The entries below need to be written out exactly, with no pictures included.

Start of DATA FOR PROCESSING

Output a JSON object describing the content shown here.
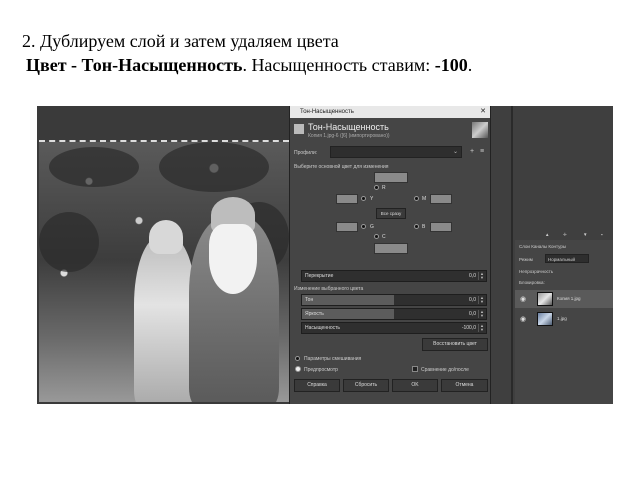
{
  "slide": {
    "heading": "2. Дублируем слой и затем удаляем цвета",
    "menu_path": "Цвет - Тон-Насыщенность",
    "instruction_mid": ". Насыщенность ставим: ",
    "saturation_value": "-100",
    "end_dot": "."
  },
  "dialog": {
    "window_title": "Тон-Насыщенность",
    "title": "Тон-Насыщенность",
    "subtitle": "Копия 1.jpg-6 ([6] (импортировано))",
    "presets_label": "Профили:",
    "primary_label": "Выберите основной цвет для изменения",
    "patches": {
      "r": "R",
      "y": "Y",
      "m": "M",
      "master": "Все сразу",
      "g": "G",
      "b": "B",
      "c": "C"
    },
    "overlap": {
      "label": "Перекрытие",
      "value": "0,0",
      "fraction": 0.0
    },
    "adjust_label": "Изменение выбранного цвета",
    "hue": {
      "label": "Тон",
      "value": "0,0",
      "fraction": 0.5
    },
    "lightness": {
      "label": "Яркость",
      "value": "0,0",
      "fraction": 0.5
    },
    "saturation": {
      "label": "Насыщенность",
      "value": "-100,0",
      "fraction": 0.0
    },
    "reset_color_button": "Восстановить цвет",
    "blend_label": "Параметры смешивания",
    "preview_label": "Предпросмотр",
    "split_view_label": "Сравнение до/после",
    "help_button": "Справка",
    "reset_button": "Сбросить",
    "ok_button": "OK",
    "cancel_button": "Отмена"
  },
  "dock": {
    "tabs_text": "Слои  Каналы  Контуры",
    "mode_label": "Режим",
    "mode_value": "Нормальный",
    "opacity_label": "Непрозрачность",
    "lock_label": "Блокировка:",
    "layers": [
      {
        "name": "Копия 1.jpg"
      },
      {
        "name": "1.jpg"
      }
    ]
  }
}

End of DATA FOR PROCESSING

** EXERCISE ANSWER **
Output a JSON object describing the content shown here.
{
  "slide": {
    "heading": "2. Дублируем слой и затем удаляем цвета",
    "menu_path": "Цвет - Тон-Насыщенность",
    "instruction_mid": ". Насыщенность ставим: ",
    "saturation_value": "-100",
    "end_dot": "."
  },
  "dialog": {
    "window_title": "Тон-Насыщенность",
    "title": "Тон-Насыщенность",
    "subtitle": "Копия 1.jpg-6 ([6] (импортировано))",
    "presets_label": "Профили:",
    "primary_label": "Выберите основной цвет для изменения",
    "patches": {
      "r": "R",
      "y": "Y",
      "m": "M",
      "master": "Все сразу",
      "g": "G",
      "b": "B",
      "c": "C"
    },
    "overlap": {
      "label": "Перекрытие",
      "value": "0,0",
      "fraction": 0.0
    },
    "adjust_label": "Изменение выбранного цвета",
    "hue": {
      "label": "Тон",
      "value": "0,0",
      "fraction": 0.5
    },
    "lightness": {
      "label": "Яркость",
      "value": "0,0",
      "fraction": 0.5
    },
    "saturation": {
      "label": "Насыщенность",
      "value": "-100,0",
      "fraction": 0.0
    },
    "reset_color_button": "Восстановить цвет",
    "blend_label": "Параметры смешивания",
    "preview_label": "Предпросмотр",
    "split_view_label": "Сравнение до/после",
    "help_button": "Справка",
    "reset_button": "Сбросить",
    "ok_button": "OK",
    "cancel_button": "Отмена"
  },
  "dock": {
    "tabs_text": "Слои  Каналы  Контуры",
    "mode_label": "Режим",
    "mode_value": "Нормальный",
    "opacity_label": "Непрозрачность",
    "lock_label": "Блокировка:",
    "layers": [
      {
        "name": "Копия 1.jpg"
      },
      {
        "name": "1.jpg"
      }
    ]
  }
}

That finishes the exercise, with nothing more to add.